Can you reproduce the data beneath, keeping every line exact?
**** PROVIDED RECORDS
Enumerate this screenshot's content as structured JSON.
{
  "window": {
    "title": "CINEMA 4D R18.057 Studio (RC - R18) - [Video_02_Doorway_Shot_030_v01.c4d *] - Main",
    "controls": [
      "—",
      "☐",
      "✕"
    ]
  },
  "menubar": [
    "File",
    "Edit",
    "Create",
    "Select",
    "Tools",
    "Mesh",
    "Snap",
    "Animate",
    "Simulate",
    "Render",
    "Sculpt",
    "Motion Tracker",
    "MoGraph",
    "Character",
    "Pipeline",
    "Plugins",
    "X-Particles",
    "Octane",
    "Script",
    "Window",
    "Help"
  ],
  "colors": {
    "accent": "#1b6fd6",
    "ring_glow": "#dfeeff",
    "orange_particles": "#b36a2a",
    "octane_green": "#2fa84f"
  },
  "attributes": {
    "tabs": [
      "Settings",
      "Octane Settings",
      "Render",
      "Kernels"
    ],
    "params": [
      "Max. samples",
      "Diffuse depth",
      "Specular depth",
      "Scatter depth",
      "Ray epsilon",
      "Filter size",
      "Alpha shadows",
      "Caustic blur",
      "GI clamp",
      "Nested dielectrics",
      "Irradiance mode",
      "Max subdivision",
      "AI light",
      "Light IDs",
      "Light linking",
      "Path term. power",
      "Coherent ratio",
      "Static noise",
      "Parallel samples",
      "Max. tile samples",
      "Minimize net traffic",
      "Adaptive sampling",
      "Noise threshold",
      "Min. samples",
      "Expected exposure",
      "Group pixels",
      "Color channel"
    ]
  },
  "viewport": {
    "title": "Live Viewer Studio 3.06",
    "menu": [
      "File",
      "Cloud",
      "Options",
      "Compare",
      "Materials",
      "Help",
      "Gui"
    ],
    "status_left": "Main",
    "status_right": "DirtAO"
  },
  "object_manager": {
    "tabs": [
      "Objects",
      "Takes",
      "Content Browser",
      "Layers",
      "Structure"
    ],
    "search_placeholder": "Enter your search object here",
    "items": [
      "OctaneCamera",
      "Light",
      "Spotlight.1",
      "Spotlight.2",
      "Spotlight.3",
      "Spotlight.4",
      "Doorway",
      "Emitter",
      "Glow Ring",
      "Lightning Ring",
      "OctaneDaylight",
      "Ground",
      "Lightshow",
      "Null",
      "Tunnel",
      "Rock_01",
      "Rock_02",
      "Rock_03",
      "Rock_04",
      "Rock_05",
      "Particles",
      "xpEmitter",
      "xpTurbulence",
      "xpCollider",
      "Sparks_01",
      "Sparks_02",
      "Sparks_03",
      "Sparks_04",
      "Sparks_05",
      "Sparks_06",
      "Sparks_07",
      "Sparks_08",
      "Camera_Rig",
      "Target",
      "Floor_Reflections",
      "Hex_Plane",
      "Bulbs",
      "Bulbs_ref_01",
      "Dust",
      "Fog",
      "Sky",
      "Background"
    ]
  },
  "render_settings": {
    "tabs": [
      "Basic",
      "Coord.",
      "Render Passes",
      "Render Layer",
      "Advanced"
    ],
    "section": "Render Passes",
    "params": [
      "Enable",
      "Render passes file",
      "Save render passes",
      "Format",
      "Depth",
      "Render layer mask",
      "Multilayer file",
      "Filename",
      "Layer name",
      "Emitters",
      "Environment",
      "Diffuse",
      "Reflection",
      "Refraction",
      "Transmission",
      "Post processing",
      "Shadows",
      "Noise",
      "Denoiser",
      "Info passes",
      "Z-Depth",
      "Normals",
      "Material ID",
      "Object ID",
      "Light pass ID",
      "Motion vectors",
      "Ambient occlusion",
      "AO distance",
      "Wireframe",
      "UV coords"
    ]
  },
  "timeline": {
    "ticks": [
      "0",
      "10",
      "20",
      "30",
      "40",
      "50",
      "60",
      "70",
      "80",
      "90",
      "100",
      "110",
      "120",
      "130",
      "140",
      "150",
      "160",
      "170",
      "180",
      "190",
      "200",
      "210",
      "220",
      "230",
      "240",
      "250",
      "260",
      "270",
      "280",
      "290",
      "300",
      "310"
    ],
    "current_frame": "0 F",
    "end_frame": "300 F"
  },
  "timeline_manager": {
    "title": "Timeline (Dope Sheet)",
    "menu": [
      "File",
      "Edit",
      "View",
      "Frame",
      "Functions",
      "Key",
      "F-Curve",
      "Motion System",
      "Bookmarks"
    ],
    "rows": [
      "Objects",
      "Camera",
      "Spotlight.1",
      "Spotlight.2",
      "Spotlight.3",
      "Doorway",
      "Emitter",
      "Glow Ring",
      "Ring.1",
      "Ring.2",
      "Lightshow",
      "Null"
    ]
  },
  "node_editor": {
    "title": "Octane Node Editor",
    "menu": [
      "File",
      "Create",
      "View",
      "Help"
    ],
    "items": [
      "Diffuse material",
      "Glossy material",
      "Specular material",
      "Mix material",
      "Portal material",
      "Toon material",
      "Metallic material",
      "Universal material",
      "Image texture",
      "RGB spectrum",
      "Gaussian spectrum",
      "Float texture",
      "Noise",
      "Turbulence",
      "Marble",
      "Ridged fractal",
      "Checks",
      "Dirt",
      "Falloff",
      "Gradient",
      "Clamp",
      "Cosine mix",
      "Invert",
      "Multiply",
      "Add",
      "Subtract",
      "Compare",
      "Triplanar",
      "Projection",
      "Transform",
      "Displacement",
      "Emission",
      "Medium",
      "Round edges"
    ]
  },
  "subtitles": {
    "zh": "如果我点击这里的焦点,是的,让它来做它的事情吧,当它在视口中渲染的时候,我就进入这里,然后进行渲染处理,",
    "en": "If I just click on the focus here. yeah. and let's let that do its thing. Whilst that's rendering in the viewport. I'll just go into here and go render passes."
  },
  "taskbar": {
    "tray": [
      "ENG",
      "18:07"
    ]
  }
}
********
CORRECT OUTPUT:
Enumerate this screenshot's content as structured JSON.
{
  "window": {
    "title": "CINEMA 4D R18.057 Studio (RC - R18) - [Video_02_Doorway_Shot_030_v01.c4d *] - Main",
    "controls": [
      "—",
      "☐",
      "✕"
    ]
  },
  "menubar": [
    "File",
    "Edit",
    "Create",
    "Select",
    "Tools",
    "Mesh",
    "Snap",
    "Animate",
    "Simulate",
    "Render",
    "Sculpt",
    "Motion Tracker",
    "MoGraph",
    "Character",
    "Pipeline",
    "Plugins",
    "X-Particles",
    "Octane",
    "Script",
    "Window",
    "Help"
  ],
  "colors": {
    "accent": "#1b6fd6",
    "ring_glow": "#dfeeff",
    "orange_particles": "#b36a2a",
    "octane_green": "#2fa84f"
  },
  "attributes": {
    "tabs": [
      "Settings",
      "Octane Settings",
      "Render",
      "Kernels"
    ],
    "params": [
      "Max. samples",
      "Diffuse depth",
      "Specular depth",
      "Scatter depth",
      "Ray epsilon",
      "Filter size",
      "Alpha shadows",
      "Caustic blur",
      "GI clamp",
      "Nested dielectrics",
      "Irradiance mode",
      "Max subdivision",
      "AI light",
      "Light IDs",
      "Light linking",
      "Path term. power",
      "Coherent ratio",
      "Static noise",
      "Parallel samples",
      "Max. tile samples",
      "Minimize net traffic",
      "Adaptive sampling",
      "Noise threshold",
      "Min. samples",
      "Expected exposure",
      "Group pixels",
      "Color channel"
    ]
  },
  "viewport": {
    "title": "Live Viewer Studio 3.06",
    "menu": [
      "File",
      "Cloud",
      "Options",
      "Compare",
      "Materials",
      "Help",
      "Gui"
    ],
    "status_left": "Main",
    "status_right": "DirtAO"
  },
  "object_manager": {
    "tabs": [
      "Objects",
      "Takes",
      "Content Browser",
      "Layers",
      "Structure"
    ],
    "search_placeholder": "Enter your search object here",
    "items": [
      "OctaneCamera",
      "Light",
      "Spotlight.1",
      "Spotlight.2",
      "Spotlight.3",
      "Spotlight.4",
      "Doorway",
      "Emitter",
      "Glow Ring",
      "Lightning Ring",
      "OctaneDaylight",
      "Ground",
      "Lightshow",
      "Null",
      "Tunnel",
      "Rock_01",
      "Rock_02",
      "Rock_03",
      "Rock_04",
      "Rock_05",
      "Particles",
      "xpEmitter",
      "xpTurbulence",
      "xpCollider",
      "Sparks_01",
      "Sparks_02",
      "Sparks_03",
      "Sparks_04",
      "Sparks_05",
      "Sparks_06",
      "Sparks_07",
      "Sparks_08",
      "Camera_Rig",
      "Target",
      "Floor_Reflections",
      "Hex_Plane",
      "Bulbs",
      "Bulbs_ref_01",
      "Dust",
      "Fog",
      "Sky",
      "Background"
    ]
  },
  "render_settings": {
    "tabs": [
      "Basic",
      "Coord.",
      "Render Passes",
      "Render Layer",
      "Advanced"
    ],
    "section": "Render Passes",
    "params": [
      "Enable",
      "Render passes file",
      "Save render passes",
      "Format",
      "Depth",
      "Render layer mask",
      "Multilayer file",
      "Filename",
      "Layer name",
      "Emitters",
      "Environment",
      "Diffuse",
      "Reflection",
      "Refraction",
      "Transmission",
      "Post processing",
      "Shadows",
      "Noise",
      "Denoiser",
      "Info passes",
      "Z-Depth",
      "Normals",
      "Material ID",
      "Object ID",
      "Light pass ID",
      "Motion vectors",
      "Ambient occlusion",
      "AO distance",
      "Wireframe",
      "UV coords"
    ]
  },
  "timeline": {
    "ticks": [
      "0",
      "10",
      "20",
      "30",
      "40",
      "50",
      "60",
      "70",
      "80",
      "90",
      "100",
      "110",
      "120",
      "130",
      "140",
      "150",
      "160",
      "170",
      "180",
      "190",
      "200",
      "210",
      "220",
      "230",
      "240",
      "250",
      "260",
      "270",
      "280",
      "290",
      "300",
      "310"
    ],
    "current_frame": "0 F",
    "end_frame": "300 F"
  },
  "timeline_manager": {
    "title": "Timeline (Dope Sheet)",
    "menu": [
      "File",
      "Edit",
      "View",
      "Frame",
      "Functions",
      "Key",
      "F-Curve",
      "Motion System",
      "Bookmarks"
    ],
    "rows": [
      "Objects",
      "Camera",
      "Spotlight.1",
      "Spotlight.2",
      "Spotlight.3",
      "Doorway",
      "Emitter",
      "Glow Ring",
      "Ring.1",
      "Ring.2",
      "Lightshow",
      "Null"
    ]
  },
  "node_editor": {
    "title": "Octane Node Editor",
    "menu": [
      "File",
      "Create",
      "View",
      "Help"
    ],
    "items": [
      "Diffuse material",
      "Glossy material",
      "Specular material",
      "Mix material",
      "Portal material",
      "Toon material",
      "Metallic material",
      "Universal material",
      "Image texture",
      "RGB spectrum",
      "Gaussian spectrum",
      "Float texture",
      "Noise",
      "Turbulence",
      "Marble",
      "Ridged fractal",
      "Checks",
      "Dirt",
      "Falloff",
      "Gradient",
      "Clamp",
      "Cosine mix",
      "Invert",
      "Multiply",
      "Add",
      "Subtract",
      "Compare",
      "Triplanar",
      "Projection",
      "Transform",
      "Displacement",
      "Emission",
      "Medium",
      "Round edges"
    ]
  },
  "subtitles": {
    "zh": "如果我点击这里的焦点,是的,让它来做它的事情吧,当它在视口中渲染的时候,我就进入这里,然后进行渲染处理,",
    "en": "If I just click on the focus here. yeah. and let's let that do its thing. Whilst that's rendering in the viewport. I'll just go into here and go render passes."
  },
  "taskbar": {
    "tray": [
      "ENG",
      "18:07"
    ]
  }
}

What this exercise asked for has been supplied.